(A run of records)

Begin

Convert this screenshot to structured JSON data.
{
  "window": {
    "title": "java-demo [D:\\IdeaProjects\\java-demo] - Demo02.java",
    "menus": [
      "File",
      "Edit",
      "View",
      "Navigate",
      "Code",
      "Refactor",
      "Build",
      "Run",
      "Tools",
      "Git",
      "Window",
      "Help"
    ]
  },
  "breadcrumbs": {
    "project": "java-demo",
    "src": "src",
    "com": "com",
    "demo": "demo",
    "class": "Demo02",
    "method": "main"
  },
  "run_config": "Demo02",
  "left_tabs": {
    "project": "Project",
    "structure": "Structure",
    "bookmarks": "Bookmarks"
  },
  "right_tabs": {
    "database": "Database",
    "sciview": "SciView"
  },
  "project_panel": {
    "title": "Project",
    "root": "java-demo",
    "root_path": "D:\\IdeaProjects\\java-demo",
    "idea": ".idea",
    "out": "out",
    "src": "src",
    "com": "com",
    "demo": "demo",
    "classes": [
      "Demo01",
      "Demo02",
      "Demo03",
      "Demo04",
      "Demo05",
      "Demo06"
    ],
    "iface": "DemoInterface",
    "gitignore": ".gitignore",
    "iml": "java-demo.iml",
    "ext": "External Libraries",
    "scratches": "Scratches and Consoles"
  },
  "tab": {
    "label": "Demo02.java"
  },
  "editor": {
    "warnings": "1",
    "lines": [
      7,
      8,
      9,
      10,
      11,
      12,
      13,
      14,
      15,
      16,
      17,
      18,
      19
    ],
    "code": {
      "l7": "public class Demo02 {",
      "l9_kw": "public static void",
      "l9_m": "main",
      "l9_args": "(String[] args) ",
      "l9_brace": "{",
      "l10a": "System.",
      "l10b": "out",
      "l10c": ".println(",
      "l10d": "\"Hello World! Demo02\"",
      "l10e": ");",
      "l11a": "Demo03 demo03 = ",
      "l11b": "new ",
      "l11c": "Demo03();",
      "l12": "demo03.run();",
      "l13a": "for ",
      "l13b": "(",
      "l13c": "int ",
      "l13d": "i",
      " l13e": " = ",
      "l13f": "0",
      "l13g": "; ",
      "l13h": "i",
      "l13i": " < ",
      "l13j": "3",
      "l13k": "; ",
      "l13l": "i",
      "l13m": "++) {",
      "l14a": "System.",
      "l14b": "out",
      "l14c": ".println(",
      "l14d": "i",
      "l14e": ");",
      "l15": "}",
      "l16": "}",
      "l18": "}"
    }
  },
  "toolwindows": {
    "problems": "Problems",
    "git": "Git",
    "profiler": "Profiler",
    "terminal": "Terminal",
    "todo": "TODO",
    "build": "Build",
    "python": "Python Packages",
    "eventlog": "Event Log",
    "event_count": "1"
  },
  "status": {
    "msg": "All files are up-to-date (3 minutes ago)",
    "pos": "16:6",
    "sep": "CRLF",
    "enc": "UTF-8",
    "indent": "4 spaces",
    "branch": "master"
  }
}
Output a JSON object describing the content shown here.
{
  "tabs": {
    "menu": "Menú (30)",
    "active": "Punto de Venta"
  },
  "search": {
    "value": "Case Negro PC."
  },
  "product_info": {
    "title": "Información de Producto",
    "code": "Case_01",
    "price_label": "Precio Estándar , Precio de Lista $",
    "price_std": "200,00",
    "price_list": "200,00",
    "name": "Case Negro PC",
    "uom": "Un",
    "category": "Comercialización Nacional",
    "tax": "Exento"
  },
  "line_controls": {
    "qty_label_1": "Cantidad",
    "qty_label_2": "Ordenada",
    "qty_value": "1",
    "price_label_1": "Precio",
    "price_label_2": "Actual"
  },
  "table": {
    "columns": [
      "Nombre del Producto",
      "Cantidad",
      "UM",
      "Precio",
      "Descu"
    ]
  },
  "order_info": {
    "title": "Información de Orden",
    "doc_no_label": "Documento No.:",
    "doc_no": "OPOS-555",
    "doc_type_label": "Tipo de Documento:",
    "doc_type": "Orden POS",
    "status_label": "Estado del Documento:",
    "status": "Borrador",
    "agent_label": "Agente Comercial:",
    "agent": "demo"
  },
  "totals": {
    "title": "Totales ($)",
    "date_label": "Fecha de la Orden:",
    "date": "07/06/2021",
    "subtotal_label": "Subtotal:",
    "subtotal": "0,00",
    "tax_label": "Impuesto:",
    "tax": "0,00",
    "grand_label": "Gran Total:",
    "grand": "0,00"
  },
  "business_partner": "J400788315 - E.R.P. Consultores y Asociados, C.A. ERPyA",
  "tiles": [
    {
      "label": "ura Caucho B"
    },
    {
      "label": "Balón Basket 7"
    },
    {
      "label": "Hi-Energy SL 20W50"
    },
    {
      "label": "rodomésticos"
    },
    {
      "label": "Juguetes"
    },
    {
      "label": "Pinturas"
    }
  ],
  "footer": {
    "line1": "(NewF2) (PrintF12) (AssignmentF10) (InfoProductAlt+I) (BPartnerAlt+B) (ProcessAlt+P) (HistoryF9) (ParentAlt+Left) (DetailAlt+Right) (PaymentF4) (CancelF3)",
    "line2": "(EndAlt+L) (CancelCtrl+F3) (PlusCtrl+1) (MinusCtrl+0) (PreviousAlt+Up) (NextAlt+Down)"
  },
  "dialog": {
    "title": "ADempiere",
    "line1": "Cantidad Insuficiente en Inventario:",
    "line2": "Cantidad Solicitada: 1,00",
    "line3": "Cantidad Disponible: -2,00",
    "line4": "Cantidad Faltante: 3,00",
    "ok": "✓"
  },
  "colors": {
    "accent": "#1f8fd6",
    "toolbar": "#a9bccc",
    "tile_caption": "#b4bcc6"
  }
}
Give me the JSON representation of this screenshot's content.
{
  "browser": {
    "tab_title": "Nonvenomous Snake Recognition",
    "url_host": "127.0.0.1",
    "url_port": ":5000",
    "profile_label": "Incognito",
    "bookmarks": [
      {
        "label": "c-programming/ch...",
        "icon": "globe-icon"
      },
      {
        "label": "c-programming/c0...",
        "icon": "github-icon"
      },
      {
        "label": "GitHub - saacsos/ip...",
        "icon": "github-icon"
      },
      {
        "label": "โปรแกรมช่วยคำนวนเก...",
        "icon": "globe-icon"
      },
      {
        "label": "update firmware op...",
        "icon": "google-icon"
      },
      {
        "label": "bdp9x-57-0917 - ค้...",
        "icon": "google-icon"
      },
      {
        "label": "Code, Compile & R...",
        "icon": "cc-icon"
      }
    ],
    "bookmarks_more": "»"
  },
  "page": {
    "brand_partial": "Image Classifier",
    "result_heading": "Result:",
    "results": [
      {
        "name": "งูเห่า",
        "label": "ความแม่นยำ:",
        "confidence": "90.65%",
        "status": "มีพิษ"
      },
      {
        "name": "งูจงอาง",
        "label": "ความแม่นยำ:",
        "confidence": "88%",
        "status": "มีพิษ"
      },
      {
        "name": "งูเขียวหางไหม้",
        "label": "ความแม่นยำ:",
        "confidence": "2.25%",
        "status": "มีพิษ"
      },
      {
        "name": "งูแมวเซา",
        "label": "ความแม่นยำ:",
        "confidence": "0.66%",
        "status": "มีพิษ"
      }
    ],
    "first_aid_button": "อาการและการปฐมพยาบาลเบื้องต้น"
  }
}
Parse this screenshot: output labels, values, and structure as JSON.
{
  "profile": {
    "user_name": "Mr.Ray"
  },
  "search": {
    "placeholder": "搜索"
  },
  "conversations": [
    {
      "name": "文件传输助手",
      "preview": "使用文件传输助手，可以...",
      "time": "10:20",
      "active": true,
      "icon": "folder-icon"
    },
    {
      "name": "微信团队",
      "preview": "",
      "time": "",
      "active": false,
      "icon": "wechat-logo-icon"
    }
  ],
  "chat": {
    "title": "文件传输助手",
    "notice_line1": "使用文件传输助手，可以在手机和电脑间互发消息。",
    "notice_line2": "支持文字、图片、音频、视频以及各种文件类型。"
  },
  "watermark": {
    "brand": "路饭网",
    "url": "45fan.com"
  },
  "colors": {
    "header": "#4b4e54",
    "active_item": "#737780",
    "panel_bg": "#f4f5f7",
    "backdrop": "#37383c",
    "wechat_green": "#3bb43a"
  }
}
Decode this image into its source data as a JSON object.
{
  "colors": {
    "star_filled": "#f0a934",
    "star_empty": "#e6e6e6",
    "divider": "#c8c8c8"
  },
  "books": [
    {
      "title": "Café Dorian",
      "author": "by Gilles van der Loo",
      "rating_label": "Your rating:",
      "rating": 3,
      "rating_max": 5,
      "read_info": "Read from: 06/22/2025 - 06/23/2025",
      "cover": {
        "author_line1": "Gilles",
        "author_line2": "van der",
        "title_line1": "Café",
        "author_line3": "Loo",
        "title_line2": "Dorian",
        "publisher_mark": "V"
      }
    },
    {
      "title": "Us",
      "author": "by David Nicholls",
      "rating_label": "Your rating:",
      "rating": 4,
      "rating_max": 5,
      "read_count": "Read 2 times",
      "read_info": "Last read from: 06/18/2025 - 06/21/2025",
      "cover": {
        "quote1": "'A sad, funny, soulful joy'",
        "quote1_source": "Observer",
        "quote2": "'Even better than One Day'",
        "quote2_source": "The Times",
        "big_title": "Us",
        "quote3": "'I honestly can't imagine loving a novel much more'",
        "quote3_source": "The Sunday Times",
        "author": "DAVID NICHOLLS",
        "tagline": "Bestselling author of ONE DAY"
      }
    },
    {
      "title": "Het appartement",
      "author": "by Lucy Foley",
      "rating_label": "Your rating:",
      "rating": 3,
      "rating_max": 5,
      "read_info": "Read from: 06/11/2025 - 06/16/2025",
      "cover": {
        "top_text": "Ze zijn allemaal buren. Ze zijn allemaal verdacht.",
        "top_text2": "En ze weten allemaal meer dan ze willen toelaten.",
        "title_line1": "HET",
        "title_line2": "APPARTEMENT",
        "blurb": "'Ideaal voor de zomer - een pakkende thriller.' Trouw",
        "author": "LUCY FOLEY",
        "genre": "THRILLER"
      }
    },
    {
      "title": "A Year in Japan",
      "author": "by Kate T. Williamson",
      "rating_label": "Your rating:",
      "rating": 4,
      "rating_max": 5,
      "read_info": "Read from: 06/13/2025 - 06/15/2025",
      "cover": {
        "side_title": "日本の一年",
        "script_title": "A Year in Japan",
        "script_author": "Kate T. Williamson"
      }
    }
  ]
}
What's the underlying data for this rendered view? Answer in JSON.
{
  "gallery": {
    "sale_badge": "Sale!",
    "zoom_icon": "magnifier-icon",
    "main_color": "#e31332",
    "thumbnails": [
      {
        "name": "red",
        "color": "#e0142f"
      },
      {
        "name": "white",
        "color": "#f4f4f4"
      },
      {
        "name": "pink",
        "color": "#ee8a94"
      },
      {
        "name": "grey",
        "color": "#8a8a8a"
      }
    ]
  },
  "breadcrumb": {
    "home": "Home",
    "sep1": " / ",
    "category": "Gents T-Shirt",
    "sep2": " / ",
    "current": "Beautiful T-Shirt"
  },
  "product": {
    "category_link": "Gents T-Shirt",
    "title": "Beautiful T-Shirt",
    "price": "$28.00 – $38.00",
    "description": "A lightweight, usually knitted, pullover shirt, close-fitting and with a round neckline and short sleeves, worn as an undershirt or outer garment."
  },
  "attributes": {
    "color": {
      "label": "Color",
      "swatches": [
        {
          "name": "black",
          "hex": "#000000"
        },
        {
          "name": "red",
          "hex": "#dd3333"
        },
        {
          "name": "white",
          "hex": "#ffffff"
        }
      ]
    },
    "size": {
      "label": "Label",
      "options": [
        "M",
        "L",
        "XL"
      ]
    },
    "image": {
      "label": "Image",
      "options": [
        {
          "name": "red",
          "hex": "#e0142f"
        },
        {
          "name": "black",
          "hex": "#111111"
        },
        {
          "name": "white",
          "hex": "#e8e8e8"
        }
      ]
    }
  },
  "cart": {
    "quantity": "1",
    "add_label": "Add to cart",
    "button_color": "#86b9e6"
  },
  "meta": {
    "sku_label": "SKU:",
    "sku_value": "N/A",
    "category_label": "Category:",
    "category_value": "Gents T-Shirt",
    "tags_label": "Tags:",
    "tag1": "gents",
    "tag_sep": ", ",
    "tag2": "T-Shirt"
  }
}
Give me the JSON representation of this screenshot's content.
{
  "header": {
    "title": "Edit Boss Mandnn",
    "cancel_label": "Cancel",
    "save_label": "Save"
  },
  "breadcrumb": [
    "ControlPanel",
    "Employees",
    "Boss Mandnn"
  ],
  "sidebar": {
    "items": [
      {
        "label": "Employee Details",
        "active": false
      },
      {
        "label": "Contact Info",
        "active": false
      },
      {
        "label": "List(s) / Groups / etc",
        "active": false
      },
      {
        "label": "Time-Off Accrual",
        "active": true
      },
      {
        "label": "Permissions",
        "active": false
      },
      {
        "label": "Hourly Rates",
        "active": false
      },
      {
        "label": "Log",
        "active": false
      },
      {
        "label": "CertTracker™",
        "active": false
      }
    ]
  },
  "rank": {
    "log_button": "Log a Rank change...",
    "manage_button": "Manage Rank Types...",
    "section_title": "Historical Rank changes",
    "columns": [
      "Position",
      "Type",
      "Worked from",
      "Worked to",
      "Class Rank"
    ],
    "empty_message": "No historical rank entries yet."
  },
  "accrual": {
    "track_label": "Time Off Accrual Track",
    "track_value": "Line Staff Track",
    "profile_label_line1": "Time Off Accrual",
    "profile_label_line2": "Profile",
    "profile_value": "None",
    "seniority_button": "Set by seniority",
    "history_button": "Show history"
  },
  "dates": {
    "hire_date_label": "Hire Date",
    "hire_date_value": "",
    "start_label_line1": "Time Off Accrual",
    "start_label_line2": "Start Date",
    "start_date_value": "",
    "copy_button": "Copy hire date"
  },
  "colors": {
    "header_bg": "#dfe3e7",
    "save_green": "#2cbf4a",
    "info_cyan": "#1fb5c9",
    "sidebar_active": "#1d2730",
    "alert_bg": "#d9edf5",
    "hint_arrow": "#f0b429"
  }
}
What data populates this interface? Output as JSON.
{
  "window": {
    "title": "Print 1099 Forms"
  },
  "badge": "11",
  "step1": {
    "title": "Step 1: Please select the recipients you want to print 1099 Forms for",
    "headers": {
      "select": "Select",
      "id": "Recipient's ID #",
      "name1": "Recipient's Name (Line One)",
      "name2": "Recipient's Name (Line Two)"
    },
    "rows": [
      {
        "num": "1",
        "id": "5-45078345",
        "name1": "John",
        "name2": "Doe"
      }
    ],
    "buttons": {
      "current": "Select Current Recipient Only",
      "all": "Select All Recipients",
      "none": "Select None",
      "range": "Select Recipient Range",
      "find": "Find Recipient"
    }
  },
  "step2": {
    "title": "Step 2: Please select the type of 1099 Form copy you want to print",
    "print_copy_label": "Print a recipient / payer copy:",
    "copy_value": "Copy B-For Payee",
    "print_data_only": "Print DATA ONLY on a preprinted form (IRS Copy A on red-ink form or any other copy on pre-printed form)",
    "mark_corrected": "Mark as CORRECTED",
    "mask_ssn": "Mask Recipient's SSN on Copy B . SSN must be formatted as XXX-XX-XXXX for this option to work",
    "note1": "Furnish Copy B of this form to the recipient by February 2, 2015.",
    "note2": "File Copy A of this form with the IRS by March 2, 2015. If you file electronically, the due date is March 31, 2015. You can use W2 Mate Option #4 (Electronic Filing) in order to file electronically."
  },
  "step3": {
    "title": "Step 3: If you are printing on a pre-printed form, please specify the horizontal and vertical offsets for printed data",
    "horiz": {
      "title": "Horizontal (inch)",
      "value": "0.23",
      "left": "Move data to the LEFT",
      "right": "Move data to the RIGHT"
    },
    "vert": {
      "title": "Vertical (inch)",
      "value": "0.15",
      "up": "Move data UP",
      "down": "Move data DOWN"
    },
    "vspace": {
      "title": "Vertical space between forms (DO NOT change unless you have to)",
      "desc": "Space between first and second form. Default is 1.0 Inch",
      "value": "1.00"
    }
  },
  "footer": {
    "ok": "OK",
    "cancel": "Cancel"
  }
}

End

WHAT YOU NEED TO DO: Scan the material above for the word "Move". Copy each line where it occurs.

CORRECT RESULT:
      "left": "Move data to the LEFT",
      "right": "Move data to the RIGHT"
      "up": "Move data UP",
      "down": "Move data DOWN"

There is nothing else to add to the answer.